*Exercise task*.
Copy out the data below as written; omit any images.

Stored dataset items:
* start *

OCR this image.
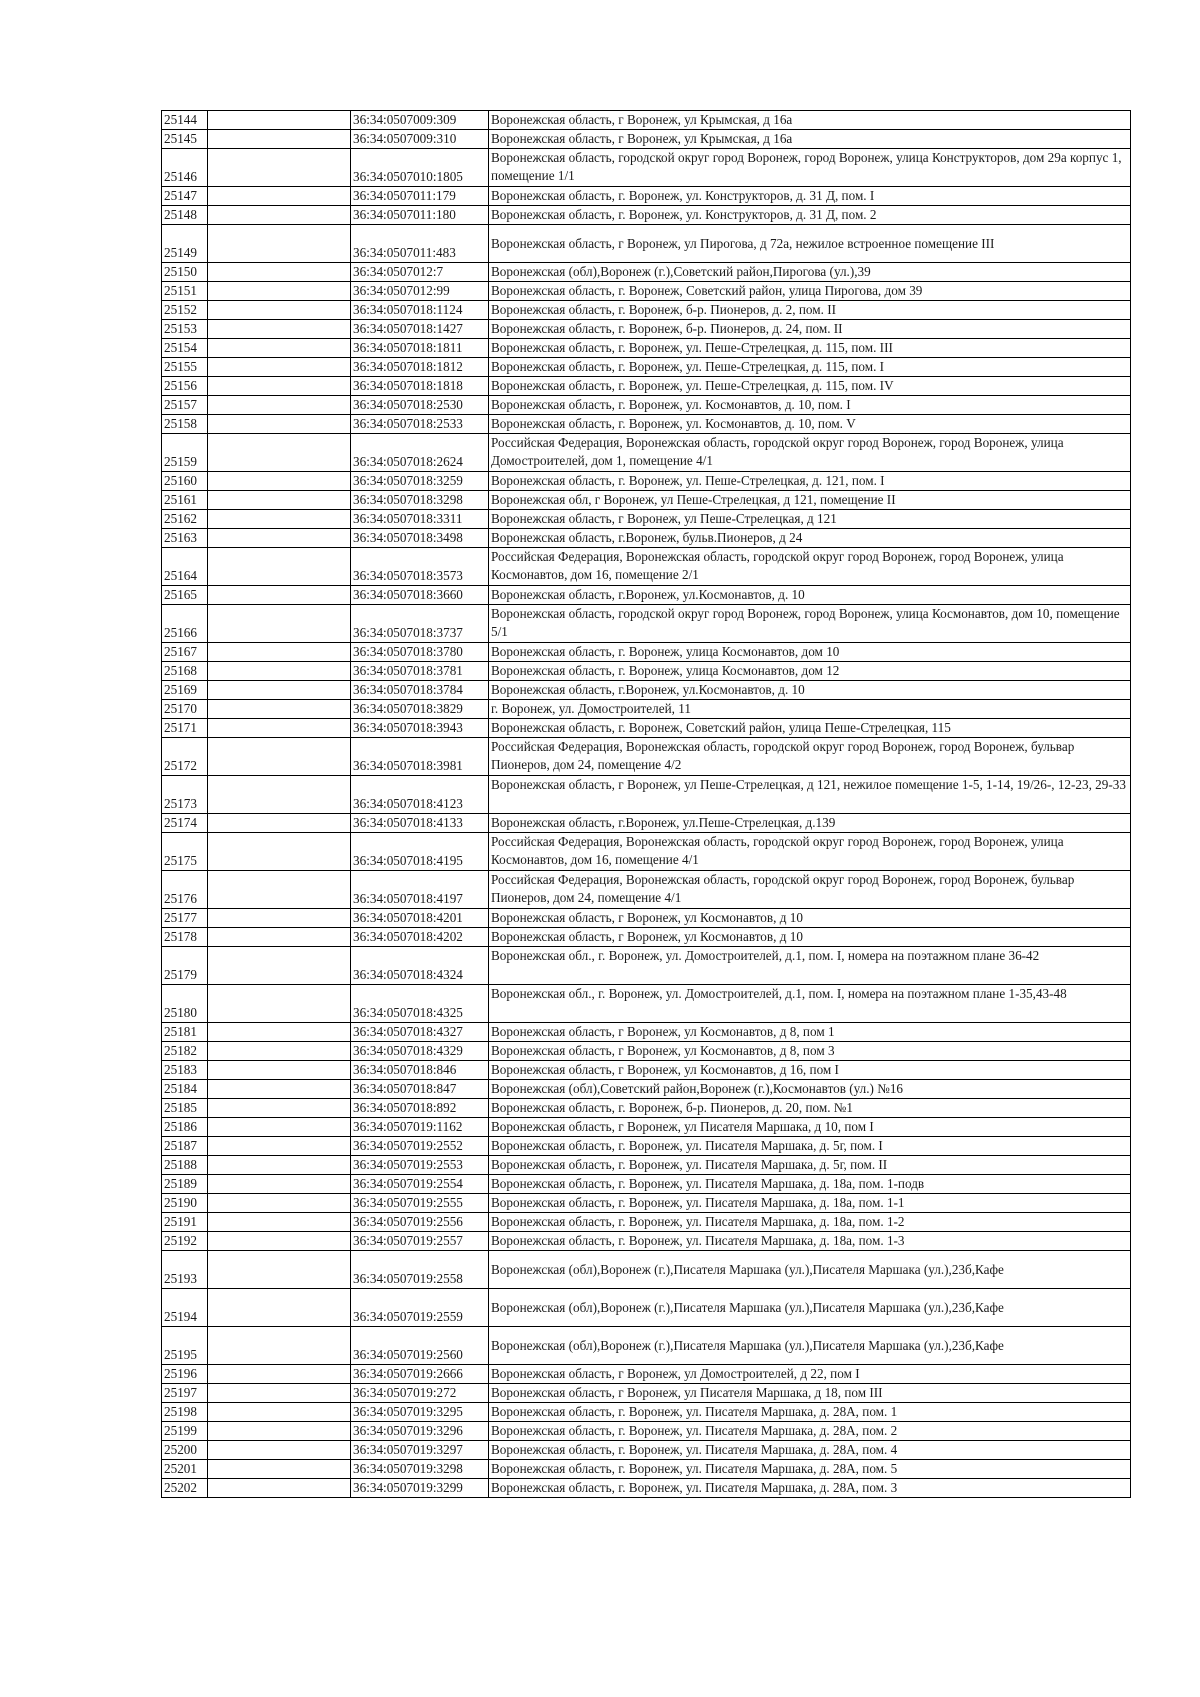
25144		36:34:0507009:309	Воронежская область, г Воронеж, ул Крымская, д 16а
25145		36:34:0507009:310	Воронежская область, г Воронеж, ул Крымская, д 16а
25146		36:34:0507010:1805	Воронежская область, городской округ город Воронеж, город Воронеж, улица Конструкторов, дом 29а корпус 1, помещение 1/1
25147		36:34:0507011:179	Воронежская область, г. Воронеж, ул. Конструкторов, д. 31 Д, пом. I
25148		36:34:0507011:180	Воронежская область, г. Воронеж, ул. Конструкторов, д. 31 Д, пом. 2
25149		36:34:0507011:483	Воронежская область, г Воронеж, ул Пирогова, д 72а, нежилое встроенное помещение III
25150		36:34:0507012:7	Воронежская (обл),Воронеж (г.),Советский район,Пирогова (ул.),39
25151		36:34:0507012:99	Воронежская область, г. Воронеж, Советский район, улица Пирогова, дом 39
25152		36:34:0507018:1124	Воронежская область, г. Воронеж, б-р. Пионеров, д. 2, пом. II
25153		36:34:0507018:1427	Воронежская область, г. Воронеж, б-р. Пионеров, д. 24, пом. II
25154		36:34:0507018:1811	Воронежская область, г. Воронеж, ул. Пеше-Стрелецкая, д. 115, пом. III
25155		36:34:0507018:1812	Воронежская область, г. Воронеж, ул. Пеше-Стрелецкая, д. 115, пом. I
25156		36:34:0507018:1818	Воронежская область, г. Воронеж, ул. Пеше-Стрелецкая, д. 115, пом. IV
25157		36:34:0507018:2530	Воронежская область, г. Воронеж, ул. Космонавтов, д. 10, пом. I
25158		36:34:0507018:2533	Воронежская область, г. Воронеж, ул. Космонавтов, д. 10, пом. V
25159		36:34:0507018:2624	Российская Федерация, Воронежская область, городской округ город Воронеж, город Воронеж, улица Домостроителей, дом 1, помещение 4/1
25160		36:34:0507018:3259	Воронежская область, г. Воронеж, ул. Пеше-Стрелецкая, д. 121, пом. I
25161		36:34:0507018:3298	Воронежская обл, г Воронеж, ул Пеше-Стрелецкая, д 121, помещение II
25162		36:34:0507018:3311	Воронежская область, г Воронеж, ул Пеше-Стрелецкая, д 121
25163		36:34:0507018:3498	Воронежская область, г.Воронеж, бульв.Пионеров, д 24
25164		36:34:0507018:3573	Российская Федерация, Воронежская область, городской округ город Воронеж, город Воронеж, улица Космонавтов, дом 16, помещение 2/1
25165		36:34:0507018:3660	Воронежская область, г.Воронеж, ул.Космонавтов, д. 10
25166		36:34:0507018:3737	Воронежская область, городской округ город Воронеж, город Воронеж, улица Космонавтов, дом 10, помещение 5/1
25167		36:34:0507018:3780	Воронежская область, г. Воронеж, улица Космонавтов, дом 10
25168		36:34:0507018:3781	Воронежская область, г. Воронеж, улица Космонавтов, дом 12
25169		36:34:0507018:3784	Воронежская область, г.Воронеж, ул.Космонавтов, д. 10
25170		36:34:0507018:3829	г. Воронеж, ул. Домостроителей, 11
25171		36:34:0507018:3943	Воронежская область, г. Воронеж, Советский район, улица Пеше-Стрелецкая, 115
25172		36:34:0507018:3981	Российская Федерация, Воронежская область, городской округ город Воронеж, город Воронеж, бульвар Пионеров, дом 24, помещение 4/2
25173		36:34:0507018:4123	Воронежская область, г Воронеж, ул Пеше-Стрелецкая, д 121, нежилое помещение 1-5, 1-14, 19/26-, 12-23, 29-33
25174		36:34:0507018:4133	Воронежская область, г.Воронеж, ул.Пеше-Стрелецкая, д.139
25175		36:34:0507018:4195	Российская Федерация, Воронежская область, городской округ город Воронеж, город Воронеж, улица Космонавтов, дом 16, помещение 4/1
25176		36:34:0507018:4197	Российская Федерация, Воронежская область, городской округ город Воронеж, город Воронеж, бульвар Пионеров, дом 24, помещение 4/1
25177		36:34:0507018:4201	Воронежская область, г Воронеж, ул Космонавтов, д 10
25178		36:34:0507018:4202	Воронежская область, г Воронеж, ул Космонавтов, д 10
25179		36:34:0507018:4324	Воронежская обл., г. Воронеж, ул. Домостроителей, д.1, пом. I, номера на поэтажном плане 36-42
25180		36:34:0507018:4325	Воронежская обл., г. Воронеж, ул. Домостроителей, д.1, пом. I, номера на поэтажном плане 1-35,43-48
25181		36:34:0507018:4327	Воронежская область, г Воронеж, ул Космонавтов, д 8, пом 1
25182		36:34:0507018:4329	Воронежская область, г Воронеж, ул Космонавтов, д 8, пом 3
25183		36:34:0507018:846	Воронежская область, г Воронеж, ул Космонавтов, д 16, пом I
25184		36:34:0507018:847	Воронежская (обл),Советский район,Воронеж (г.),Космонавтов (ул.) №16
25185		36:34:0507018:892	Воронежская область, г. Воронеж, б-р. Пионеров, д. 20, пом. №1
25186		36:34:0507019:1162	Воронежская область, г Воронеж, ул Писателя Маршака, д 10, пом I
25187		36:34:0507019:2552	Воронежская область, г. Воронеж, ул. Писателя Маршака, д. 5г, пом. I
25188		36:34:0507019:2553	Воронежская область, г. Воронеж, ул. Писателя Маршака, д. 5г, пом. II
25189		36:34:0507019:2554	Воронежская область, г. Воронеж, ул. Писателя Маршака, д. 18а, пом. 1-подв
25190		36:34:0507019:2555	Воронежская область, г. Воронеж, ул. Писателя Маршака, д. 18а, пом. 1-1
25191		36:34:0507019:2556	Воронежская область, г. Воронеж, ул. Писателя Маршака, д. 18а, пом. 1-2
25192		36:34:0507019:2557	Воронежская область, г. Воронеж, ул. Писателя Маршака, д. 18а, пом. 1-3
25193		36:34:0507019:2558	Воронежская (обл),Воронеж (г.),Писателя Маршака (ул.),Писателя Маршака (ул.),23б,Кафе
25194		36:34:0507019:2559	Воронежская (обл),Воронеж (г.),Писателя Маршака (ул.),Писателя Маршака (ул.),23б,Кафе
25195		36:34:0507019:2560	Воронежская (обл),Воронеж (г.),Писателя Маршака (ул.),Писателя Маршака (ул.),23б,Кафе
25196		36:34:0507019:2666	Воронежская область, г Воронеж, ул Домостроителей, д 22, пом I
25197		36:34:0507019:272	Воронежская область, г Воронеж, ул Писателя Маршака, д 18, пом III
25198		36:34:0507019:3295	Воронежская область, г. Воронеж, ул. Писателя Маршака, д. 28А, пом. 1
25199		36:34:0507019:3296	Воронежская область, г. Воронеж, ул. Писателя Маршака, д. 28А, пом. 2
25200		36:34:0507019:3297	Воронежская область, г. Воронеж, ул. Писателя Маршака, д. 28А, пом. 4
25201		36:34:0507019:3298	Воронежская область, г. Воронеж, ул. Писателя Маршака, д. 28А, пом. 5
25202		36:34:0507019:3299	Воронежская область, г. Воронеж, ул. Писателя Маршака, д. 28А, пом. 3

* end *

*Exercise result*.
OCR this image.
25144		36:34:0507009:309	Воронежская область, г Воронеж, ул Крымская, д 16а
25145		36:34:0507009:310	Воронежская область, г Воронеж, ул Крымская, д 16а
25146		36:34:0507010:1805	Воронежская область, городской округ город Воронеж, город Воронеж, улица Конструкторов, дом 29а корпус 1, помещение 1/1
25147		36:34:0507011:179	Воронежская область, г. Воронеж, ул. Конструкторов, д. 31 Д, пом. I
25148		36:34:0507011:180	Воронежская область, г. Воронеж, ул. Конструкторов, д. 31 Д, пом. 2
25149		36:34:0507011:483	Воронежская область, г Воронеж, ул Пирогова, д 72а, нежилое встроенное помещение III
25150		36:34:0507012:7	Воронежская (обл),Воронеж (г.),Советский район,Пирогова (ул.),39
25151		36:34:0507012:99	Воронежская область, г. Воронеж, Советский район, улица Пирогова, дом 39
25152		36:34:0507018:1124	Воронежская область, г. Воронеж, б-р. Пионеров, д. 2, пом. II
25153		36:34:0507018:1427	Воронежская область, г. Воронеж, б-р. Пионеров, д. 24, пом. II
25154		36:34:0507018:1811	Воронежская область, г. Воронеж, ул. Пеше-Стрелецкая, д. 115, пом. III
25155		36:34:0507018:1812	Воронежская область, г. Воронеж, ул. Пеше-Стрелецкая, д. 115, пом. I
25156		36:34:0507018:1818	Воронежская область, г. Воронеж, ул. Пеше-Стрелецкая, д. 115, пом. IV
25157		36:34:0507018:2530	Воронежская область, г. Воронеж, ул. Космонавтов, д. 10, пом. I
25158		36:34:0507018:2533	Воронежская область, г. Воронеж, ул. Космонавтов, д. 10, пом. V
25159		36:34:0507018:2624	Российская Федерация, Воронежская область, городской округ город Воронеж, город Воронеж, улица Домостроителей, дом 1, помещение 4/1
25160		36:34:0507018:3259	Воронежская область, г. Воронеж, ул. Пеше-Стрелецкая, д. 121, пом. I
25161		36:34:0507018:3298	Воронежская обл, г Воронеж, ул Пеше-Стрелецкая, д 121, помещение II
25162		36:34:0507018:3311	Воронежская область, г Воронеж, ул Пеше-Стрелецкая, д 121
25163		36:34:0507018:3498	Воронежская область, г.Воронеж, бульв.Пионеров, д 24
25164		36:34:0507018:3573	Российская Федерация, Воронежская область, городской округ город Воронеж, город Воронеж, улица Космонавтов, дом 16, помещение 2/1
25165		36:34:0507018:3660	Воронежская область, г.Воронеж, ул.Космонавтов, д. 10
25166		36:34:0507018:3737	Воронежская область, городской округ город Воронеж, город Воронеж, улица Космонавтов, дом 10, помещение 5/1
25167		36:34:0507018:3780	Воронежская область, г. Воронеж, улица Космонавтов, дом 10
25168		36:34:0507018:3781	Воронежская область, г. Воронеж, улица Космонавтов, дом 12
25169		36:34:0507018:3784	Воронежская область, г.Воронеж, ул.Космонавтов, д. 10
25170		36:34:0507018:3829	г. Воронеж, ул. Домостроителей, 11
25171		36:34:0507018:3943	Воронежская область, г. Воронеж, Советский район, улица Пеше-Стрелецкая, 115
25172		36:34:0507018:3981	Российская Федерация, Воронежская область, городской округ город Воронеж, город Воронеж, бульвар Пионеров, дом 24, помещение 4/2
25173		36:34:0507018:4123	Воронежская область, г Воронеж, ул Пеше-Стрелецкая, д 121, нежилое помещение 1-5, 1-14, 19/26-, 12-23, 29-33
25174		36:34:0507018:4133	Воронежская область, г.Воронеж, ул.Пеше-Стрелецкая, д.139
25175		36:34:0507018:4195	Российская Федерация, Воронежская область, городской округ город Воронеж, город Воронеж, улица Космонавтов, дом 16, помещение 4/1
25176		36:34:0507018:4197	Российская Федерация, Воронежская область, городской округ город Воронеж, город Воронеж, бульвар Пионеров, дом 24, помещение 4/1
25177		36:34:0507018:4201	Воронежская область, г Воронеж, ул Космонавтов, д 10
25178		36:34:0507018:4202	Воронежская область, г Воронеж, ул Космонавтов, д 10
25179		36:34:0507018:4324	Воронежская обл., г. Воронеж, ул. Домостроителей, д.1, пом. I, номера на поэтажном плане 36-42
25180		36:34:0507018:4325	Воронежская обл., г. Воронеж, ул. Домостроителей, д.1, пом. I, номера на поэтажном плане 1-35,43-48
25181		36:34:0507018:4327	Воронежская область, г Воронеж, ул Космонавтов, д 8, пом 1
25182		36:34:0507018:4329	Воронежская область, г Воронеж, ул Космонавтов, д 8, пом 3
25183		36:34:0507018:846	Воронежская область, г Воронеж, ул Космонавтов, д 16, пом I
25184		36:34:0507018:847	Воронежская (обл),Советский район,Воронеж (г.),Космонавтов (ул.) №16
25185		36:34:0507018:892	Воронежская область, г. Воронеж, б-р. Пионеров, д. 20, пом. №1
25186		36:34:0507019:1162	Воронежская область, г Воронеж, ул Писателя Маршака, д 10, пом I
25187		36:34:0507019:2552	Воронежская область, г. Воронеж, ул. Писателя Маршака, д. 5г, пом. I
25188		36:34:0507019:2553	Воронежская область, г. Воронеж, ул. Писателя Маршака, д. 5г, пом. II
25189		36:34:0507019:2554	Воронежская область, г. Воронеж, ул. Писателя Маршака, д. 18а, пом. 1-подв
25190		36:34:0507019:2555	Воронежская область, г. Воронеж, ул. Писателя Маршака, д. 18а, пом. 1-1
25191		36:34:0507019:2556	Воронежская область, г. Воронеж, ул. Писателя Маршака, д. 18а, пом. 1-2
25192		36:34:0507019:2557	Воронежская область, г. Воронеж, ул. Писателя Маршака, д. 18а, пом. 1-3
25193		36:34:0507019:2558	Воронежская (обл),Воронеж (г.),Писателя Маршака (ул.),Писателя Маршака (ул.),23б,Кафе
25194		36:34:0507019:2559	Воронежская (обл),Воронеж (г.),Писателя Маршака (ул.),Писателя Маршака (ул.),23б,Кафе
25195		36:34:0507019:2560	Воронежская (обл),Воронеж (г.),Писателя Маршака (ул.),Писателя Маршака (ул.),23б,Кафе
25196		36:34:0507019:2666	Воронежская область, г Воронеж, ул Домостроителей, д 22, пом I
25197		36:34:0507019:272	Воронежская область, г Воронеж, ул Писателя Маршака, д 18, пом III
25198		36:34:0507019:3295	Воронежская область, г. Воронеж, ул. Писателя Маршака, д. 28А, пом. 1
25199		36:34:0507019:3296	Воронежская область, г. Воронеж, ул. Писателя Маршака, д. 28А, пом. 2
25200		36:34:0507019:3297	Воронежская область, г. Воронеж, ул. Писателя Маршака, д. 28А, пом. 4
25201		36:34:0507019:3298	Воронежская область, г. Воронеж, ул. Писателя Маршака, д. 28А, пом. 5
25202		36:34:0507019:3299	Воронежская область, г. Воронеж, ул. Писателя Маршака, д. 28А, пом. 3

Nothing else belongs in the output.